WHAT IS REQUIRED - Write each line out again exactly as written.
───── DATASET CONTENT
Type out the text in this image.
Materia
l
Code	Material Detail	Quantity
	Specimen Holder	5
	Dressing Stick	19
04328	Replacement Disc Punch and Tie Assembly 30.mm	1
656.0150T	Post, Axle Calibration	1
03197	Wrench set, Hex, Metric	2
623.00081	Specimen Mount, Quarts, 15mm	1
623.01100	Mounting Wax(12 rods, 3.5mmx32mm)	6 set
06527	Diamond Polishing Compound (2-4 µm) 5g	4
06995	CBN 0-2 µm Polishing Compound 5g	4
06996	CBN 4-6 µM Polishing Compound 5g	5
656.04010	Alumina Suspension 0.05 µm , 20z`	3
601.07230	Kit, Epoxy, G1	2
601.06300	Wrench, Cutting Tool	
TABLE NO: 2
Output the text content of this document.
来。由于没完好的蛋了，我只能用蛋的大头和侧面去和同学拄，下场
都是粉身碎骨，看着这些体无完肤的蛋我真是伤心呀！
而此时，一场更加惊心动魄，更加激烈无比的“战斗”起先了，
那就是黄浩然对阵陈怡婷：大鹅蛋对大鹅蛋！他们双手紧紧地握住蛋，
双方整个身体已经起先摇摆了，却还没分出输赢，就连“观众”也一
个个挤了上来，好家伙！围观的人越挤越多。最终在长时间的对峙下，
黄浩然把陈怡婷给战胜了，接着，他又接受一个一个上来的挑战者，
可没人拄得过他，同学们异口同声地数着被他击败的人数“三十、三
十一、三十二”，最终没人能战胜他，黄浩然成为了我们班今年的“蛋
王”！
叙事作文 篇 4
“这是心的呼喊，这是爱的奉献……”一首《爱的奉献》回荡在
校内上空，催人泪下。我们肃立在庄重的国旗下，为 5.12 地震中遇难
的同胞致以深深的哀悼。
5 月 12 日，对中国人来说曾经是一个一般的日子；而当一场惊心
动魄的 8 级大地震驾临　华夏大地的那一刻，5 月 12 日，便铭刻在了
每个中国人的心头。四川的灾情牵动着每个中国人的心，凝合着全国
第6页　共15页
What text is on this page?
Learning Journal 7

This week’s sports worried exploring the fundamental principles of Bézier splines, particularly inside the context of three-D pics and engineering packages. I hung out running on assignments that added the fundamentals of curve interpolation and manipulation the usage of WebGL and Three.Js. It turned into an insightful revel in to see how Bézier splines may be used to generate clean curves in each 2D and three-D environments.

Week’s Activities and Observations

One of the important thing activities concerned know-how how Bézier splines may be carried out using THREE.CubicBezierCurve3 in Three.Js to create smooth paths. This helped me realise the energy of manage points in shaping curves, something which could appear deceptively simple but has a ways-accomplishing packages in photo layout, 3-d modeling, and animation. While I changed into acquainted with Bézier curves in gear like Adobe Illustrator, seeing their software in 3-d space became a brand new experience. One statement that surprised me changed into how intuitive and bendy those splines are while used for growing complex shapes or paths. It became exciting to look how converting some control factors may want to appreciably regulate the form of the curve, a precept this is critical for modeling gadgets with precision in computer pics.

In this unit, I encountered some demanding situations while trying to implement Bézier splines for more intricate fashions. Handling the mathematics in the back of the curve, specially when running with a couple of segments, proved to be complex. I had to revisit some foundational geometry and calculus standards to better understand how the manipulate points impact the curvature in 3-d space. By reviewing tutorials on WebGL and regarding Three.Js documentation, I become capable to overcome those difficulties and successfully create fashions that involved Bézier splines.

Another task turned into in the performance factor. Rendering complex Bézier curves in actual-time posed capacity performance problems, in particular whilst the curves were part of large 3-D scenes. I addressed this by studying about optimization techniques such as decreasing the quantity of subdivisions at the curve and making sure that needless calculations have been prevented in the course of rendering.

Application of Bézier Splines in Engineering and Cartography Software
──────────
EXPECTED ANSWER -
Type out the text in this image.
Materia
l
Code	Material Detail	Quantity
	Specimen Holder	5
	Dressing Stick	19
04328	Replacement Disc Punch and Tie Assembly 30.mm	1
656.0150T	Post, Axle Calibration	1
03197	Wrench set, Hex, Metric	2
623.00081	Specimen Mount, Quarts, 15mm	1
623.01100	Mounting Wax(12 rods, 3.5mmx32mm)	6 set
06527	Diamond Polishing Compound (2-4 µm) 5g	4
06995	CBN 0-2 µm Polishing Compound 5g	4
06996	CBN 4-6 µM Polishing Compound 5g	5
656.04010	Alumina Suspension 0.05 µm , 20z`	3
601.07230	Kit, Epoxy, G1	2
601.06300	Wrench, Cutting Tool	
TABLE NO: 2
Output the text content of this document.
来。由于没完好的蛋了，我只能用蛋的大头和侧面去和同学拄，下场
都是粉身碎骨，看着这些体无完肤的蛋我真是伤心呀！
而此时，一场更加惊心动魄，更加激烈无比的“战斗”起先了，
那就是黄浩然对阵陈怡婷：大鹅蛋对大鹅蛋！他们双手紧紧地握住蛋，
双方整个身体已经起先摇摆了，却还没分出输赢，就连“观众”也一
个个挤了上来，好家伙！围观的人越挤越多。最终在长时间的对峙下，
黄浩然把陈怡婷给战胜了，接着，他又接受一个一个上来的挑战者，
可没人拄得过他，同学们异口同声地数着被他击败的人数“三十、三
十一、三十二”，最终没人能战胜他，黄浩然成为了我们班今年的“蛋
王”！
叙事作文 篇 4
“这是心的呼喊，这是爱的奉献……”一首《爱的奉献》回荡在
校内上空，催人泪下。我们肃立在庄重的国旗下，为 5.12 地震中遇难
的同胞致以深深的哀悼。
5 月 12 日，对中国人来说曾经是一个一般的日子；而当一场惊心
动魄的 8 级大地震驾临　华夏大地的那一刻，5 月 12 日，便铭刻在了
每个中国人的心头。四川的灾情牵动着每个中国人的心，凝合着全国
第6页　共15页
What text is on this page?
Learning Journal 7

This week’s sports worried exploring the fundamental principles of Bézier splines, particularly inside the context of three-D pics and engineering packages. I hung out running on assignments that added the fundamentals of curve interpolation and manipulation the usage of WebGL and Three.Js. It turned into an insightful revel in to see how Bézier splines may be used to generate clean curves in each 2D and three-D environments.

Week’s Activities and Observations

One of the important thing activities concerned know-how how Bézier splines may be carried out using THREE.CubicBezierCurve3 in Three.Js to create smooth paths. This helped me realise the energy of manage points in shaping curves, something which could appear deceptively simple but has a ways-accomplishing packages in photo layout, 3-d modeling, and animation. While I changed into acquainted with Bézier curves in gear like Adobe Illustrator, seeing their software in 3-d space became a brand new experience. One statement that surprised me changed into how intuitive and bendy those splines are while used for growing complex shapes or paths. It became exciting to look how converting some control factors may want to appreciably regulate the form of the curve, a precept this is critical for modeling gadgets with precision in computer pics.

In this unit, I encountered some demanding situations while trying to implement Bézier splines for more intricate fashions. Handling the mathematics in the back of the curve, specially when running with a couple of segments, proved to be complex. I had to revisit some foundational geometry and calculus standards to better understand how the manipulate points impact the curvature in 3-d space. By reviewing tutorials on WebGL and regarding Three.Js documentation, I become capable to overcome those difficulties and successfully create fashions that involved Bézier splines.

Another task turned into in the performance factor. Rendering complex Bézier curves in actual-time posed capacity performance problems, in particular whilst the curves were part of large 3-D scenes. I addressed this by studying about optimization techniques such as decreasing the quantity of subdivisions at the curve and making sure that needless calculations have been prevented in the course of rendering.

Application of Bézier Splines in Engineering and Cartography Software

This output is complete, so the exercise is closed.